Task: Pull every line of the entries that has the word "number".
▼▼▼
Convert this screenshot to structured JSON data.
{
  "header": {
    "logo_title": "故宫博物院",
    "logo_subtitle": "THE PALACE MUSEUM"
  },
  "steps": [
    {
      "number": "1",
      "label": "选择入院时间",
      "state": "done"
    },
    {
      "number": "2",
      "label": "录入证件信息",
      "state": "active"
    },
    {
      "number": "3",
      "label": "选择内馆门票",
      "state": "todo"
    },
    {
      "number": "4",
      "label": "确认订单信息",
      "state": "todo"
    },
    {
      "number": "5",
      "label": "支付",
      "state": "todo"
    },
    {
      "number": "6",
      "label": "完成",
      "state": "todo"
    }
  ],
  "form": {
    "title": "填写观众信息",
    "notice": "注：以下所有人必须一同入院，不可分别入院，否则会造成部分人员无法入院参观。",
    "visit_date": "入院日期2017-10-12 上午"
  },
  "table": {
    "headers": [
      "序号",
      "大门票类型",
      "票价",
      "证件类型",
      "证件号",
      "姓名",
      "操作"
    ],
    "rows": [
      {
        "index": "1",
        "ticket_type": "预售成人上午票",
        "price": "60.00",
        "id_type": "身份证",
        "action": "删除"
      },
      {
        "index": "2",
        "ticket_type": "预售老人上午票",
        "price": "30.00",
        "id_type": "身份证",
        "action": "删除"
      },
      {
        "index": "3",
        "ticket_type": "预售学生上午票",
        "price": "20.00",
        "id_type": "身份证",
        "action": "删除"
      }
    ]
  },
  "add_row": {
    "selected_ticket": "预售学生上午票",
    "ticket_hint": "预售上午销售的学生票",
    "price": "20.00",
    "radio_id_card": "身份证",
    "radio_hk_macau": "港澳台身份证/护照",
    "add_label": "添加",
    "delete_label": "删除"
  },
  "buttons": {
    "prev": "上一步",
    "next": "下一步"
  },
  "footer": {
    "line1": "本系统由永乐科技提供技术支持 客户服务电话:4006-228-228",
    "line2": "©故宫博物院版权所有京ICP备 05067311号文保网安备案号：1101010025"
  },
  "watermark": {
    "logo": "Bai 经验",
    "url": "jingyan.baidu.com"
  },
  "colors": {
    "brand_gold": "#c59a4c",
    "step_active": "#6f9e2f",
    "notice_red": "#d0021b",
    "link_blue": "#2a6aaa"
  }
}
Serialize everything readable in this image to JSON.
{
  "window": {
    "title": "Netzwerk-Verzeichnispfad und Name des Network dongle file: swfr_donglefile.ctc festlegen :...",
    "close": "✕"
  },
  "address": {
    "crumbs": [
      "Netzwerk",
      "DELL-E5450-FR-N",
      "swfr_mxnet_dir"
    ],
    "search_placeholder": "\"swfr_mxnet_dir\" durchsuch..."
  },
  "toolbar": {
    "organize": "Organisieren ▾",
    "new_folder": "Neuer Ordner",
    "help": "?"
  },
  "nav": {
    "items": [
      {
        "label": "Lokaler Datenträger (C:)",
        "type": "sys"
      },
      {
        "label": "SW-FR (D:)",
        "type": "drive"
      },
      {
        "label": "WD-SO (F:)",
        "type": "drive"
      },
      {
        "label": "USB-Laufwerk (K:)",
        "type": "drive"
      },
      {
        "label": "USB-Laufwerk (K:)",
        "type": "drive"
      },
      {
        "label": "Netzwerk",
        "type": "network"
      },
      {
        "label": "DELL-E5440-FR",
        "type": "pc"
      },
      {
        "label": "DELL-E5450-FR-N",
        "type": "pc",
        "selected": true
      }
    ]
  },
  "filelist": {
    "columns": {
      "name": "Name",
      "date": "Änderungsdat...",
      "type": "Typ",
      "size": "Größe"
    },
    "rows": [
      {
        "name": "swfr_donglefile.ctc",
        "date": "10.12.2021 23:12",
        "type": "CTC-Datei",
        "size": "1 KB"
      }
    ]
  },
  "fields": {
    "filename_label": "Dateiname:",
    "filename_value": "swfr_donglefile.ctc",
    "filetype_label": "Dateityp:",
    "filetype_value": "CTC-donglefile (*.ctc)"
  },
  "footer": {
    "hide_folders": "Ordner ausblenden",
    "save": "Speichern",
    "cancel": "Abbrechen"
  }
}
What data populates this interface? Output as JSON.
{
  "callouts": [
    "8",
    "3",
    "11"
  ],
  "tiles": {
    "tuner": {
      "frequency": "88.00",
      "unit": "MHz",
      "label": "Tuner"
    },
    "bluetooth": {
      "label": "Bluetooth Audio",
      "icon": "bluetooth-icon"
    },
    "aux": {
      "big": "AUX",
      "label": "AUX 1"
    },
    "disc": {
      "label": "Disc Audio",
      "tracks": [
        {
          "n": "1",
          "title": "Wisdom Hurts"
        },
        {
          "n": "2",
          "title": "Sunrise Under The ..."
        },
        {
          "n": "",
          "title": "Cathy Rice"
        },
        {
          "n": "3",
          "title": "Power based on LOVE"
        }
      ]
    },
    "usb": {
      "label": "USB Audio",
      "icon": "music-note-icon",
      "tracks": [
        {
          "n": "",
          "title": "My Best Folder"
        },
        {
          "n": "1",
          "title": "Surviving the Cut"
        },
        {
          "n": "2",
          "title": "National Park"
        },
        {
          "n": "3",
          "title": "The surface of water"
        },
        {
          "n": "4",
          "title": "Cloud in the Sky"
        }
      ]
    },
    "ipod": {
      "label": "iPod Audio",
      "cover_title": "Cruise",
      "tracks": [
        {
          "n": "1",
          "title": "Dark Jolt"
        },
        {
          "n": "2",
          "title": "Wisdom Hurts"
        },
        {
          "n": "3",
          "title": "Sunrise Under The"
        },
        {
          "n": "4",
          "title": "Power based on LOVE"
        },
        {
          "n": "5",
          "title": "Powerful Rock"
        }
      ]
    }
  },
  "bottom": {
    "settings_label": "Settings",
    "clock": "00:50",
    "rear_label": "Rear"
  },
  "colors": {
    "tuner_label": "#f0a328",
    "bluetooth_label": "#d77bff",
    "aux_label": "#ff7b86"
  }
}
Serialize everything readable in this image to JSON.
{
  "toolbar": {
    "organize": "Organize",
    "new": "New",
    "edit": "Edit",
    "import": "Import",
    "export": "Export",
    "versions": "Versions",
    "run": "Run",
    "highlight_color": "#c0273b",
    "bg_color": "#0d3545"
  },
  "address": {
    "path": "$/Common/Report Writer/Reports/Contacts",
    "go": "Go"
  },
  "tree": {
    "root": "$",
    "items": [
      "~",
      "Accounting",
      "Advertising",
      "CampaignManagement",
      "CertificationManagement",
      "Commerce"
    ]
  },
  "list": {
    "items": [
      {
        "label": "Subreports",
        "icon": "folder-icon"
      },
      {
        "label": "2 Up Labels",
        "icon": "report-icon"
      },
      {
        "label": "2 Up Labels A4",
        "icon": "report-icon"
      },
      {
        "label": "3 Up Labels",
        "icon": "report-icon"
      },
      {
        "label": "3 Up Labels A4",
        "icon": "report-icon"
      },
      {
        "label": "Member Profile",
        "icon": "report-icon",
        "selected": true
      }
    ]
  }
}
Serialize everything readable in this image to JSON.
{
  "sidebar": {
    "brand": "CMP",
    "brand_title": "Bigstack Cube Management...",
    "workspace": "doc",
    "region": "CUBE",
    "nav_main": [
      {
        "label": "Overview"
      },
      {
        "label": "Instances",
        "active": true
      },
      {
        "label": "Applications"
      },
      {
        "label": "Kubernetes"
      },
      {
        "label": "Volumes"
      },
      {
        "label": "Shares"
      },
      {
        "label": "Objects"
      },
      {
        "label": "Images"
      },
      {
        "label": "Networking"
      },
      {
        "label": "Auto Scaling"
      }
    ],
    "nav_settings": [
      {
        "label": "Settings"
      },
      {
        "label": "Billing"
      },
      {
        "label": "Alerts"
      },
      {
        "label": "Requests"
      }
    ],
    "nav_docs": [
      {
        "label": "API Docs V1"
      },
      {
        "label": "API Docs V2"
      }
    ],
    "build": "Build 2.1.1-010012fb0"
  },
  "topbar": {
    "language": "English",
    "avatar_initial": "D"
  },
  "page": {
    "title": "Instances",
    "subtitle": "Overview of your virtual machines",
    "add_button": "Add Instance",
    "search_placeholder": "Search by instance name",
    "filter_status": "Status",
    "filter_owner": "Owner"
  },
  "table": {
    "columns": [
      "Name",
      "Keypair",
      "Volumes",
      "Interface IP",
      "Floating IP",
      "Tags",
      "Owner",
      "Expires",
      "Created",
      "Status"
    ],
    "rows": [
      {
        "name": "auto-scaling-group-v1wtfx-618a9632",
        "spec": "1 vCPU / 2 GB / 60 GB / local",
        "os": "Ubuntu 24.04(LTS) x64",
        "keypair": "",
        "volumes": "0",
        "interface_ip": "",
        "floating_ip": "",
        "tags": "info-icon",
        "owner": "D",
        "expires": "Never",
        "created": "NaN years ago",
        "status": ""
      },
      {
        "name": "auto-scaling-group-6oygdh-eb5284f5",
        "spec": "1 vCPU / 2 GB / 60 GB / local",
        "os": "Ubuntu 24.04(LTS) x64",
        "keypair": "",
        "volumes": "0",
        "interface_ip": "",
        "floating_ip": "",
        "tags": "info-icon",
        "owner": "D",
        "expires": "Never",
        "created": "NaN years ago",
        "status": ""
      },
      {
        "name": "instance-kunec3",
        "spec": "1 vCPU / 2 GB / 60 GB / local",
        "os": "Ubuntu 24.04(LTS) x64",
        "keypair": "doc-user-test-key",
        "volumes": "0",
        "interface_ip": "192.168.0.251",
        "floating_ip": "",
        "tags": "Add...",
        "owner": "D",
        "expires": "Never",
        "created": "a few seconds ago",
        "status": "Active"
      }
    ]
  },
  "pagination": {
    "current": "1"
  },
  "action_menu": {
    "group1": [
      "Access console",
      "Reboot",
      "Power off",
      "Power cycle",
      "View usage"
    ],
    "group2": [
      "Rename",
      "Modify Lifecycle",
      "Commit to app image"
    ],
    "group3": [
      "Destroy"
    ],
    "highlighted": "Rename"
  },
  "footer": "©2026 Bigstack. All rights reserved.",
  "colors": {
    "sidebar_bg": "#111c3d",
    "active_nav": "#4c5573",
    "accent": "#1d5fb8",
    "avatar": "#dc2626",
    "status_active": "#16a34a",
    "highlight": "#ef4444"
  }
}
▲▲▲
Response:
      "number": "1",
      "number": "2",
      "number": "3",
      "number": "4",
      "number": "5",
      "number": "6",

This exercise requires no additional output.